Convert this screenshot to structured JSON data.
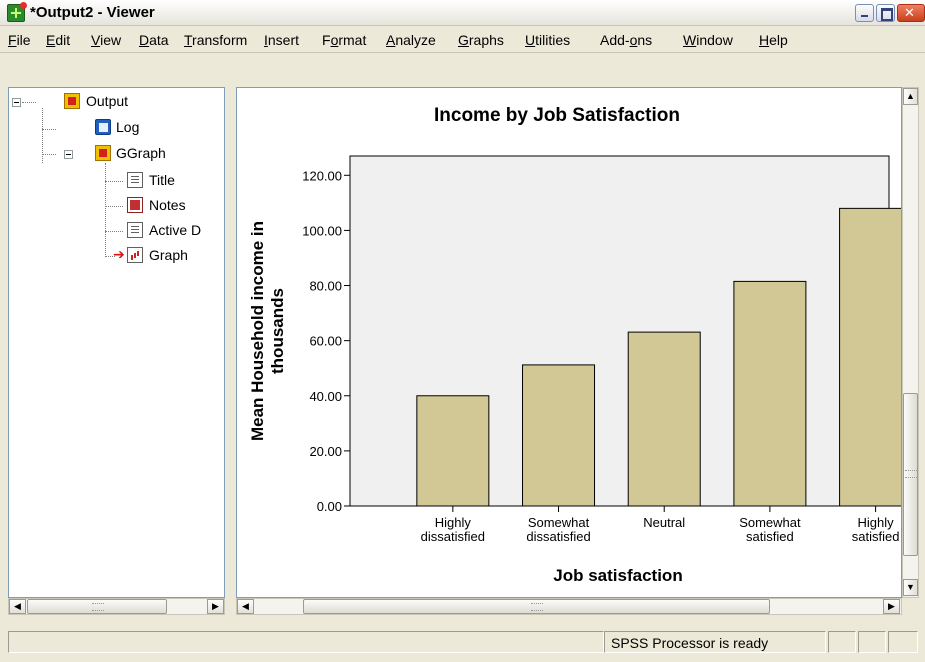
{
  "window": {
    "title": "*Output2 - Viewer"
  },
  "menu": [
    {
      "label": "File",
      "accel": "F"
    },
    {
      "label": "Edit",
      "accel": "E"
    },
    {
      "label": "View",
      "accel": "V"
    },
    {
      "label": "Data",
      "accel": "D"
    },
    {
      "label": "Transform",
      "accel": "T"
    },
    {
      "label": "Insert",
      "accel": "I"
    },
    {
      "label": "Format",
      "accel": "o"
    },
    {
      "label": "Analyze",
      "accel": "A"
    },
    {
      "label": "Graphs",
      "accel": "G"
    },
    {
      "label": "Utilities",
      "accel": "U"
    },
    {
      "label": "Add-ons",
      "accel": "o"
    },
    {
      "label": "Window",
      "accel": "W"
    },
    {
      "label": "Help",
      "accel": "H"
    }
  ],
  "outline": {
    "items": [
      {
        "label": "Output",
        "icon": "output-book-icon"
      },
      {
        "label": "Log",
        "icon": "log-icon"
      },
      {
        "label": "GGraph",
        "icon": "ggraph-book-icon"
      },
      {
        "label": "Title",
        "icon": "title-page-icon"
      },
      {
        "label": "Notes",
        "icon": "notes-icon"
      },
      {
        "label": "Active D",
        "icon": "active-dataset-icon"
      },
      {
        "label": "Graph",
        "icon": "graph-icon",
        "selected_arrow": true
      }
    ]
  },
  "chart_data": {
    "type": "bar",
    "title": "Income by Job Satisfaction",
    "xlabel": "Job satisfaction",
    "ylabel_lines": [
      "Mean Household income in",
      "thousands"
    ],
    "categories": [
      [
        "Highly",
        "dissatisfied"
      ],
      [
        "Somewhat",
        "dissatisfied"
      ],
      [
        "Neutral"
      ],
      [
        "Somewhat",
        "satisfied"
      ],
      [
        "Highly",
        "satisfied"
      ]
    ],
    "values": [
      40.0,
      51.2,
      63.1,
      81.5,
      108.0
    ],
    "yticks": [
      "0.00",
      "20.00",
      "40.00",
      "60.00",
      "80.00",
      "100.00",
      "120.00"
    ],
    "ylim": [
      0,
      127
    ],
    "bar_color": "#d2c896",
    "plot_background": "#f0f0f0",
    "grid": false
  },
  "status": {
    "message": "SPSS  Processor is ready"
  }
}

▬▬▬▬▬▬

§ TASK
Above are records with pictures; repeat the records exactly and leave the pictures out.

§ EXERCISE SOLUTION
Convert this screenshot to structured JSON data.
{
  "window": {
    "title": "*Output2 - Viewer"
  },
  "menu": [
    {
      "label": "File",
      "accel": "F"
    },
    {
      "label": "Edit",
      "accel": "E"
    },
    {
      "label": "View",
      "accel": "V"
    },
    {
      "label": "Data",
      "accel": "D"
    },
    {
      "label": "Transform",
      "accel": "T"
    },
    {
      "label": "Insert",
      "accel": "I"
    },
    {
      "label": "Format",
      "accel": "o"
    },
    {
      "label": "Analyze",
      "accel": "A"
    },
    {
      "label": "Graphs",
      "accel": "G"
    },
    {
      "label": "Utilities",
      "accel": "U"
    },
    {
      "label": "Add-ons",
      "accel": "o"
    },
    {
      "label": "Window",
      "accel": "W"
    },
    {
      "label": "Help",
      "accel": "H"
    }
  ],
  "outline": {
    "items": [
      {
        "label": "Output",
        "icon": "output-book-icon"
      },
      {
        "label": "Log",
        "icon": "log-icon"
      },
      {
        "label": "GGraph",
        "icon": "ggraph-book-icon"
      },
      {
        "label": "Title",
        "icon": "title-page-icon"
      },
      {
        "label": "Notes",
        "icon": "notes-icon"
      },
      {
        "label": "Active D",
        "icon": "active-dataset-icon"
      },
      {
        "label": "Graph",
        "icon": "graph-icon",
        "selected_arrow": true
      }
    ]
  },
  "chart_data": {
    "type": "bar",
    "title": "Income by Job Satisfaction",
    "xlabel": "Job satisfaction",
    "ylabel_lines": [
      "Mean Household income in",
      "thousands"
    ],
    "categories": [
      [
        "Highly",
        "dissatisfied"
      ],
      [
        "Somewhat",
        "dissatisfied"
      ],
      [
        "Neutral"
      ],
      [
        "Somewhat",
        "satisfied"
      ],
      [
        "Highly",
        "satisfied"
      ]
    ],
    "values": [
      40.0,
      51.2,
      63.1,
      81.5,
      108.0
    ],
    "yticks": [
      "0.00",
      "20.00",
      "40.00",
      "60.00",
      "80.00",
      "100.00",
      "120.00"
    ],
    "ylim": [
      0,
      127
    ],
    "bar_color": "#d2c896",
    "plot_background": "#f0f0f0",
    "grid": false
  },
  "status": {
    "message": "SPSS  Processor is ready"
  }
}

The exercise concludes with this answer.